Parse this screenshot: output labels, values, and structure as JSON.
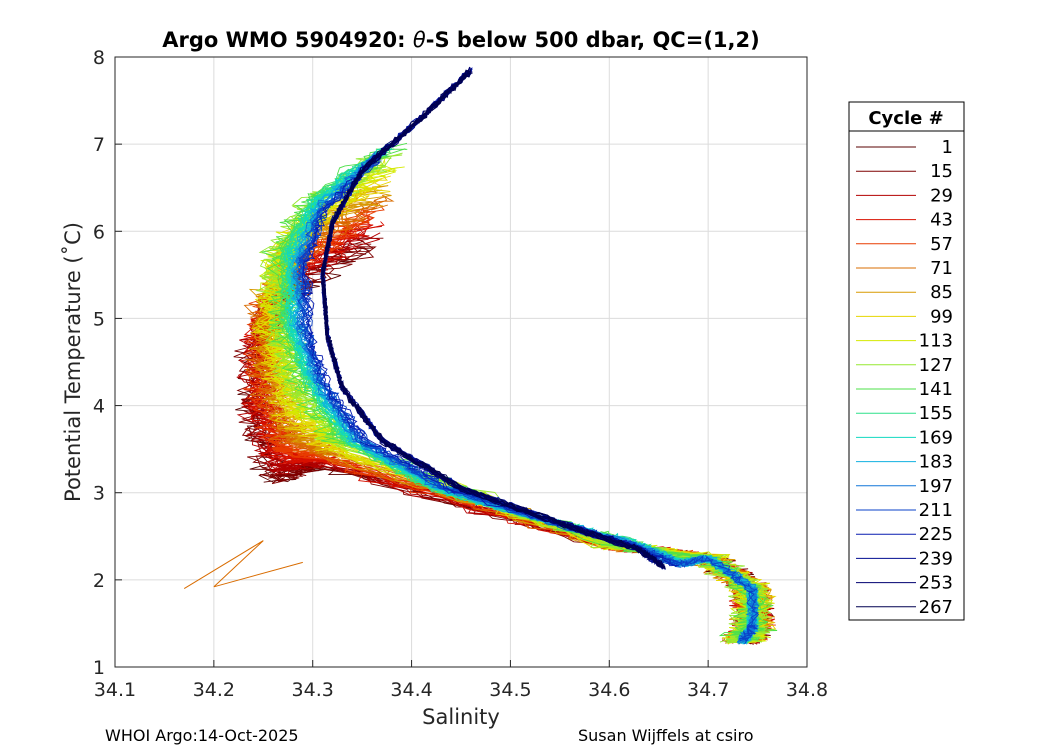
{
  "chart_data": {
    "type": "line",
    "title_prefix": "Argo WMO 5904920: ",
    "title_symbol": "θ",
    "title_suffix": "-S below 500 dbar,  QC=(1,2)",
    "xlabel": "Salinity",
    "ylabel": "Potential Temperature (˚C)",
    "xlim": [
      34.1,
      34.8
    ],
    "ylim": [
      1,
      8
    ],
    "xticks": [
      "34.1",
      "34.2",
      "34.3",
      "34.4",
      "34.5",
      "34.6",
      "34.7",
      "34.8"
    ],
    "yticks": [
      "1",
      "2",
      "3",
      "4",
      "5",
      "6",
      "7",
      "8"
    ],
    "grid": true,
    "legend": {
      "title": "Cycle #",
      "placement": "outside-right",
      "entries": [
        "1",
        "15",
        "29",
        "43",
        "57",
        "71",
        "85",
        "99",
        "113",
        "127",
        "141",
        "155",
        "169",
        "183",
        "197",
        "211",
        "225",
        "239",
        "253",
        "267"
      ],
      "colors": [
        "#5a0000",
        "#7f0000",
        "#b20000",
        "#d81000",
        "#e83c00",
        "#d96c00",
        "#d89a00",
        "#e6d600",
        "#d4ea00",
        "#96e830",
        "#4ee04a",
        "#2ee08a",
        "#10d8c0",
        "#10b0e0",
        "#1076d8",
        "#0a40c8",
        "#081cb0",
        "#000c90",
        "#000070",
        "#000050"
      ]
    },
    "series_summary": "Theta-S profiles for cycles 1-267, colored by cycle number (jet colormap, dark red = early, dark blue = late)",
    "envelope": {
      "late_cycles": [
        [
          34.46,
          7.85
        ],
        [
          34.41,
          7.3
        ],
        [
          34.35,
          6.7
        ],
        [
          34.32,
          6.1
        ],
        [
          34.31,
          5.5
        ],
        [
          34.315,
          4.8
        ],
        [
          34.33,
          4.2
        ],
        [
          34.37,
          3.6
        ],
        [
          34.45,
          3.05
        ],
        [
          34.55,
          2.65
        ],
        [
          34.63,
          2.35
        ],
        [
          34.655,
          2.15
        ]
      ],
      "mid_cycles": [
        [
          34.38,
          7.0
        ],
        [
          34.3,
          6.4
        ],
        [
          34.27,
          5.8
        ],
        [
          34.27,
          5.0
        ],
        [
          34.29,
          4.3
        ],
        [
          34.33,
          3.6
        ],
        [
          34.42,
          3.05
        ],
        [
          34.53,
          2.7
        ],
        [
          34.62,
          2.45
        ],
        [
          34.68,
          2.2
        ]
      ],
      "early_cycles": [
        [
          34.2,
          4.05
        ],
        [
          34.23,
          3.3
        ],
        [
          34.28,
          2.95
        ],
        [
          34.4,
          2.75
        ],
        [
          34.5,
          2.55
        ],
        [
          34.6,
          2.4
        ],
        [
          34.7,
          2.25
        ],
        [
          34.745,
          1.9
        ],
        [
          34.745,
          1.45
        ],
        [
          34.735,
          1.3
        ]
      ],
      "outliers": [
        [
          34.17,
          1.9
        ],
        [
          34.25,
          2.45
        ],
        [
          34.2,
          1.92
        ],
        [
          34.29,
          2.2
        ]
      ]
    }
  },
  "footer": {
    "left": "WHOI Argo:14-Oct-2025",
    "right": "Susan Wijffels at csiro"
  }
}
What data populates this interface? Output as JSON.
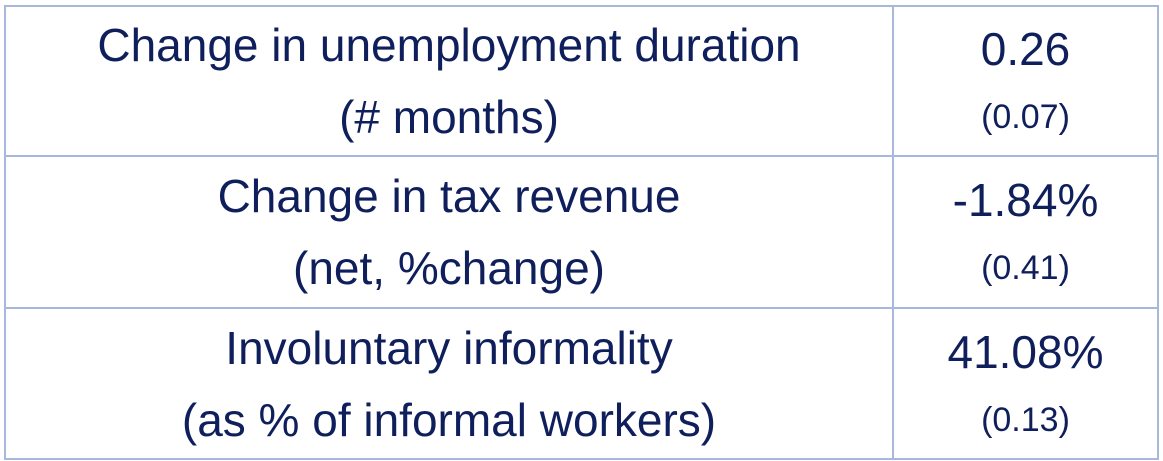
{
  "rows": [
    {
      "label_line1": "Change in unemployment duration",
      "label_line2": "(# months)",
      "value": "0.26",
      "std_error": "(0.07)"
    },
    {
      "label_line1": "Change in tax revenue",
      "label_line2": "(net, %change)",
      "value": "-1.84%",
      "std_error": "(0.41)"
    },
    {
      "label_line1": "Involuntary informality",
      "label_line2": "(as % of informal workers)",
      "value": "41.08%",
      "std_error": "(0.13)"
    }
  ],
  "colors": {
    "text": "#0f1f5c",
    "border": "#a7b8dc"
  }
}
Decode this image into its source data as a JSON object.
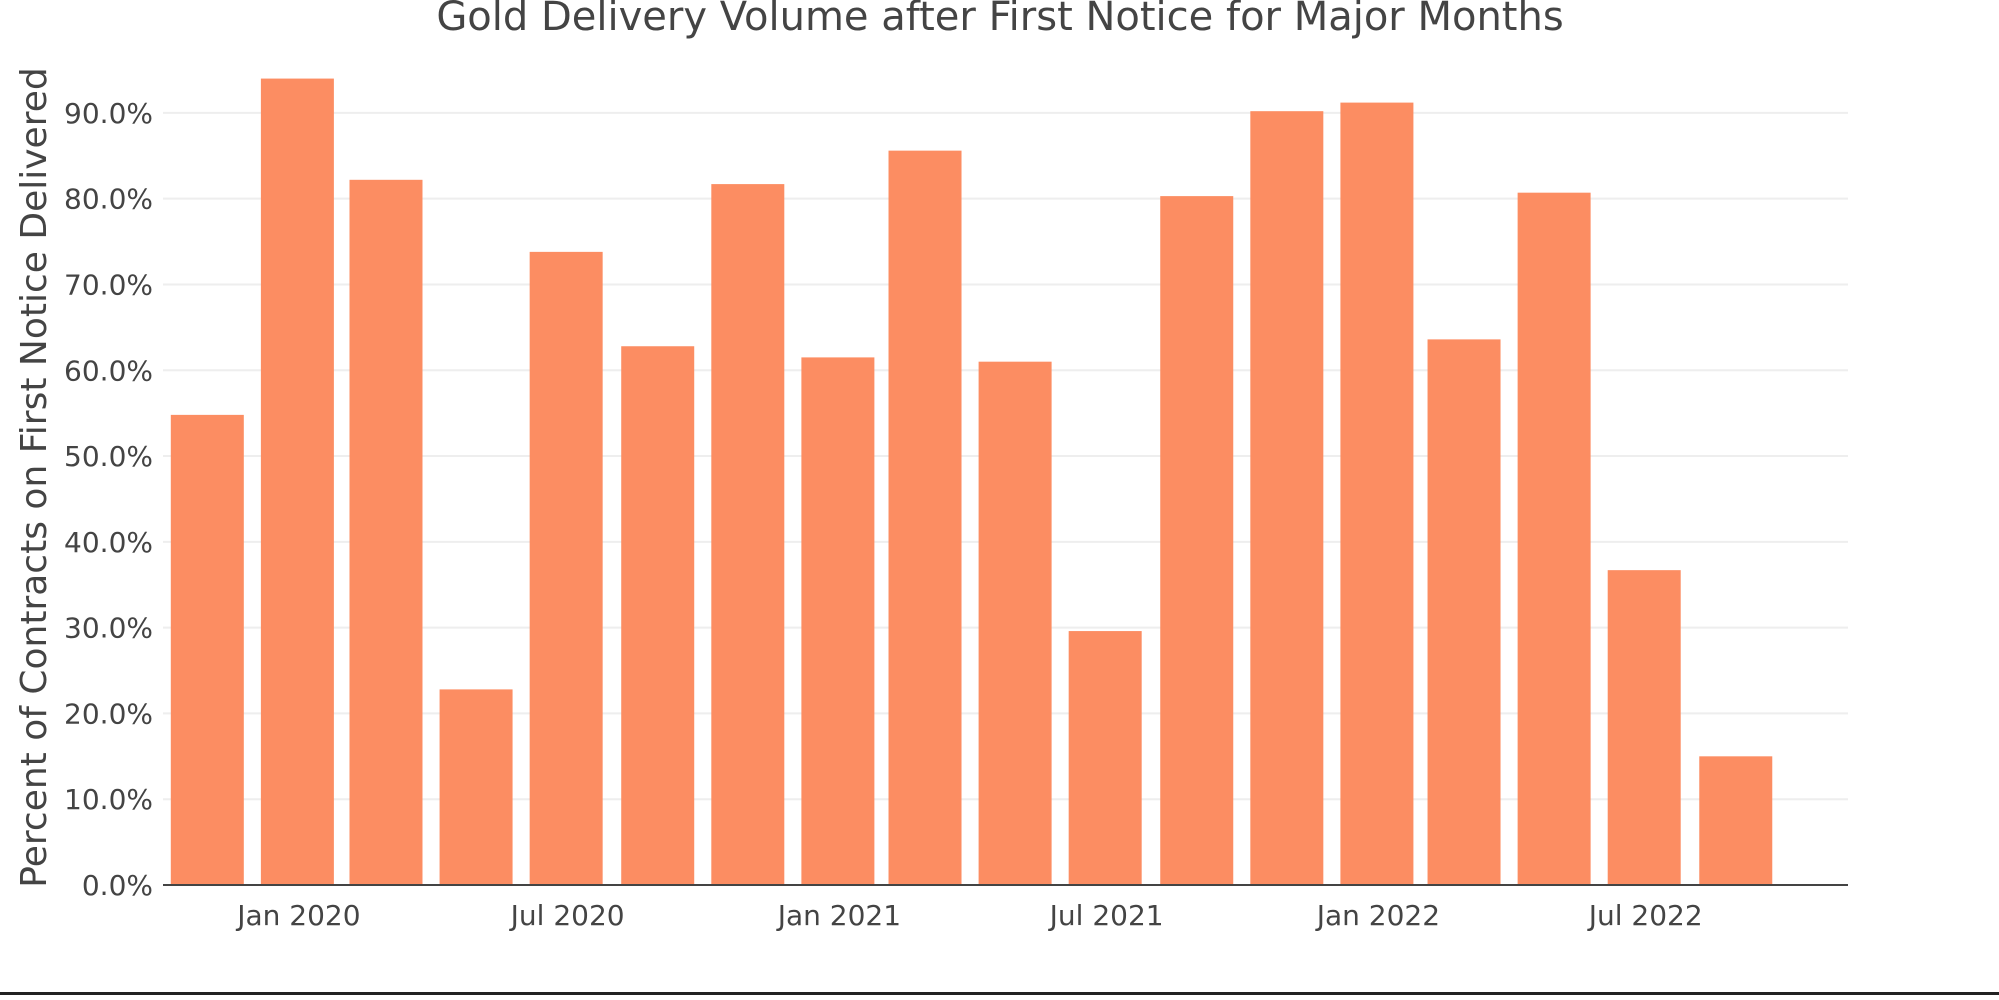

==================================================

### WHAT IS NEEDED:
Find each line with the string "JSON" and copy it out.

### ANSWER TO THIS PROBLEM:
Parse this screenshot: output labels, values, and structure as JSON.
What data populates this interface? Output as JSON.
Decode this image into its source data as a JSON object.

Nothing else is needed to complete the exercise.